>> BEGIN RECORD LIST

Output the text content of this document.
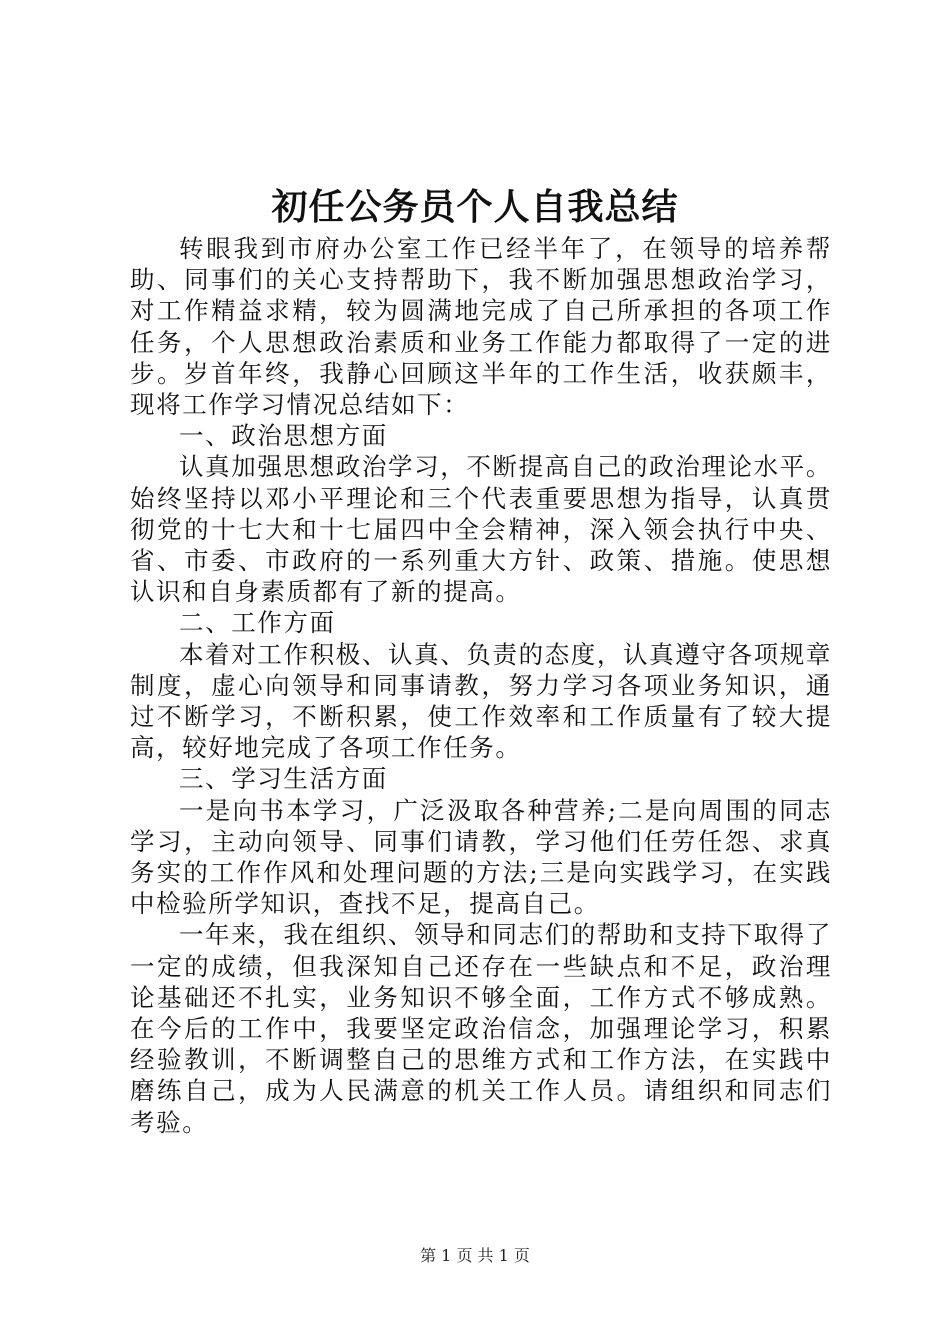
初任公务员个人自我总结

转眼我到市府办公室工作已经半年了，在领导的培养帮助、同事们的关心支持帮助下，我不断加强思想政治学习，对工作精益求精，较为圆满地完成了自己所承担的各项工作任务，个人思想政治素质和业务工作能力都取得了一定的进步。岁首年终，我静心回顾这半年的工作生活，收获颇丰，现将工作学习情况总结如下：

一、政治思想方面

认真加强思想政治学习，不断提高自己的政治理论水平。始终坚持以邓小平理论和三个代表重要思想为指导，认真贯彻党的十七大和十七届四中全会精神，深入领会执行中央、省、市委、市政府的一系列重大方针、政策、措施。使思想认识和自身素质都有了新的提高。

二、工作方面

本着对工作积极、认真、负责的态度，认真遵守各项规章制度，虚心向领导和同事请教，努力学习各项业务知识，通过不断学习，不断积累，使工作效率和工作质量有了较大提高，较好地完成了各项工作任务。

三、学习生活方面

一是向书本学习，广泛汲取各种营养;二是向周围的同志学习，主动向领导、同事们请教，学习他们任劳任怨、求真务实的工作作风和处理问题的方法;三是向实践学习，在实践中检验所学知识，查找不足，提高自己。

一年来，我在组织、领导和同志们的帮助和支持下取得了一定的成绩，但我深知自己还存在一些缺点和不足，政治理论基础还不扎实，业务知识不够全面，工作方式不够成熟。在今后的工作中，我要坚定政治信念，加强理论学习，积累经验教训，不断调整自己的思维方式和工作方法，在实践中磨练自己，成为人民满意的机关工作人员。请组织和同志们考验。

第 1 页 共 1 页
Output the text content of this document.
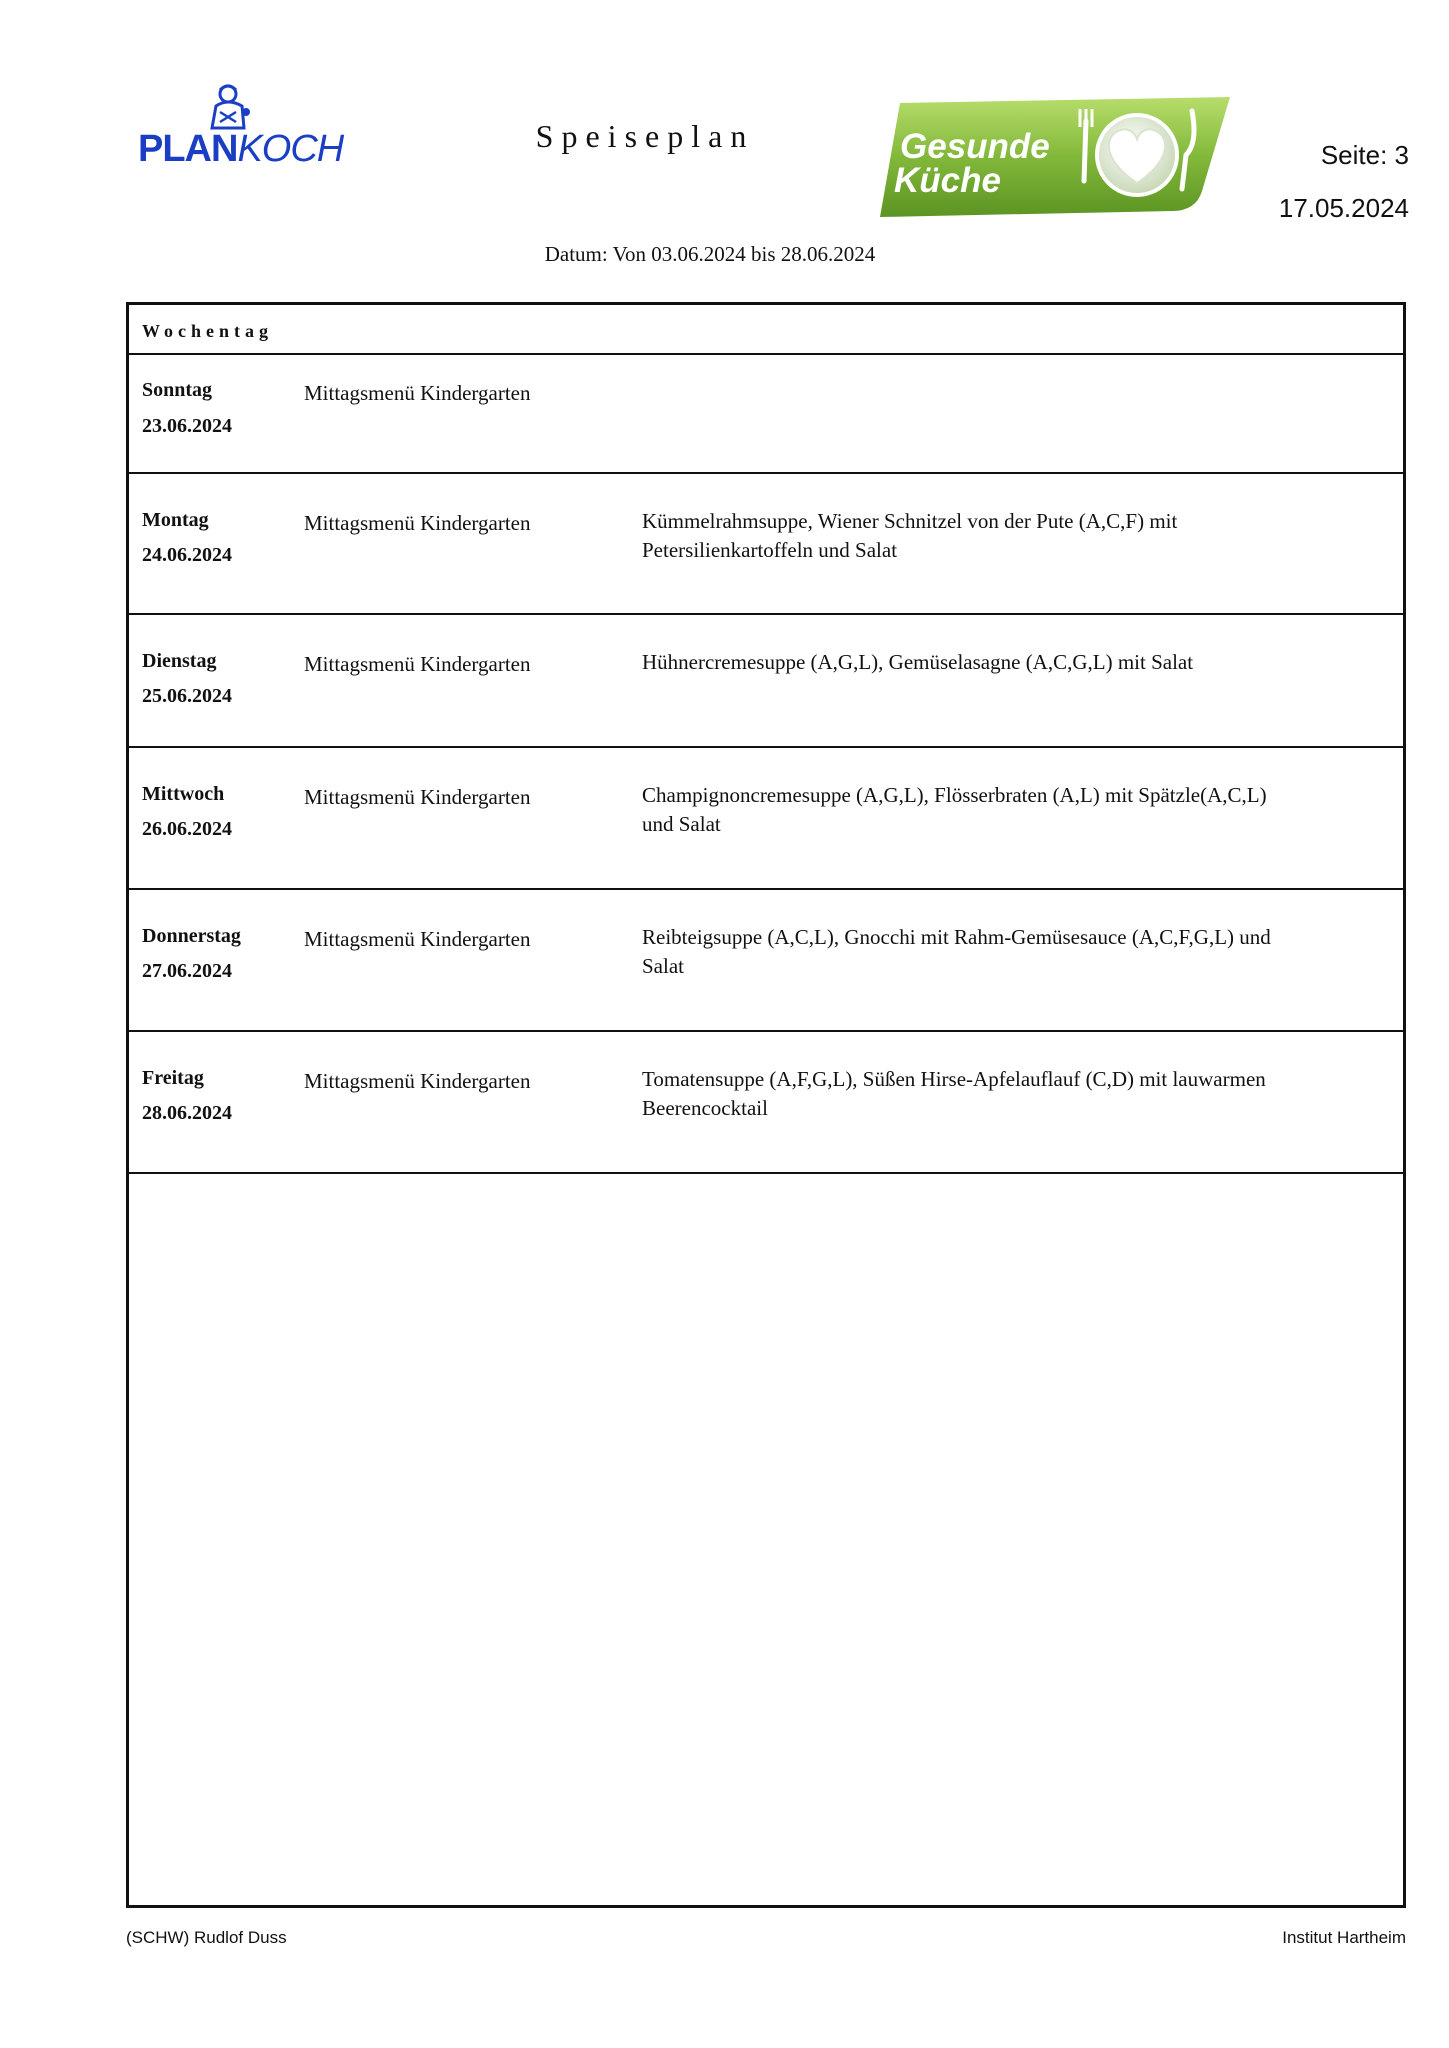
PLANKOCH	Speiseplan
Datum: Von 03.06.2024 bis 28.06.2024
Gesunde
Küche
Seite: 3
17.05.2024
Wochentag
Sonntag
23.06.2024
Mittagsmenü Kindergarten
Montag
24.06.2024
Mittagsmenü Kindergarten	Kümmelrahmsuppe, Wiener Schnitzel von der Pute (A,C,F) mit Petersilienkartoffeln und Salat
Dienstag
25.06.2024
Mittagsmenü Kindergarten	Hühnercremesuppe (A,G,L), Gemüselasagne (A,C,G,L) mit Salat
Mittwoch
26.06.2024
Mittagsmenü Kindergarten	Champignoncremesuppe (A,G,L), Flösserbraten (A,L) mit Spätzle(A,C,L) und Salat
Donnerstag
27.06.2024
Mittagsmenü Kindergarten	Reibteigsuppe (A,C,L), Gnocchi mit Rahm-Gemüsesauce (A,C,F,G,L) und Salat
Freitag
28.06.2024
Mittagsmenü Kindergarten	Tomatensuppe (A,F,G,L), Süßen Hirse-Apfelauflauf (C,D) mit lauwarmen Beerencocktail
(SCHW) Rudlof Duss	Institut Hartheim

>> END RECORD LIST

### TASK PROMPT
Give every line above again exactly, with no pictures.

### EXERCISE RESULT
Output the text content of this document.
初任公务员个人自我总结

转眼我到市府办公室工作已经半年了，在领导的培养帮助、同事们的关心支持帮助下，我不断加强思想政治学习，对工作精益求精，较为圆满地完成了自己所承担的各项工作任务，个人思想政治素质和业务工作能力都取得了一定的进步。岁首年终，我静心回顾这半年的工作生活，收获颇丰，现将工作学习情况总结如下：

一、政治思想方面

认真加强思想政治学习，不断提高自己的政治理论水平。始终坚持以邓小平理论和三个代表重要思想为指导，认真贯彻党的十七大和十七届四中全会精神，深入领会执行中央、省、市委、市政府的一系列重大方针、政策、措施。使思想认识和自身素质都有了新的提高。

二、工作方面

本着对工作积极、认真、负责的态度，认真遵守各项规章制度，虚心向领导和同事请教，努力学习各项业务知识，通过不断学习，不断积累，使工作效率和工作质量有了较大提高，较好地完成了各项工作任务。

三、学习生活方面

一是向书本学习，广泛汲取各种营养;二是向周围的同志学习，主动向领导、同事们请教，学习他们任劳任怨、求真务实的工作作风和处理问题的方法;三是向实践学习，在实践中检验所学知识，查找不足，提高自己。

一年来，我在组织、领导和同志们的帮助和支持下取得了一定的成绩，但我深知自己还存在一些缺点和不足，政治理论基础还不扎实，业务知识不够全面，工作方式不够成熟。在今后的工作中，我要坚定政治信念，加强理论学习，积累经验教训，不断调整自己的思维方式和工作方法，在实践中磨练自己，成为人民满意的机关工作人员。请组织和同志们考验。

第 1 页 共 1 页
Output the text content of this document.
PLANKOCH	Speiseplan
Datum: Von 03.06.2024 bis 28.06.2024
Gesunde
Küche
Seite: 3
17.05.2024
Wochentag
Sonntag
23.06.2024
Mittagsmenü Kindergarten
Montag
24.06.2024
Mittagsmenü Kindergarten	Kümmelrahmsuppe, Wiener Schnitzel von der Pute (A,C,F) mit Petersilienkartoffeln und Salat
Dienstag
25.06.2024
Mittagsmenü Kindergarten	Hühnercremesuppe (A,G,L), Gemüselasagne (A,C,G,L) mit Salat
Mittwoch
26.06.2024
Mittagsmenü Kindergarten	Champignoncremesuppe (A,G,L), Flösserbraten (A,L) mit Spätzle(A,C,L) und Salat
Donnerstag
27.06.2024
Mittagsmenü Kindergarten	Reibteigsuppe (A,C,L), Gnocchi mit Rahm-Gemüsesauce (A,C,F,G,L) und Salat
Freitag
28.06.2024
Mittagsmenü Kindergarten	Tomatensuppe (A,F,G,L), Süßen Hirse-Apfelauflauf (C,D) mit lauwarmen Beerencocktail
(SCHW) Rudlof Duss	Institut Hartheim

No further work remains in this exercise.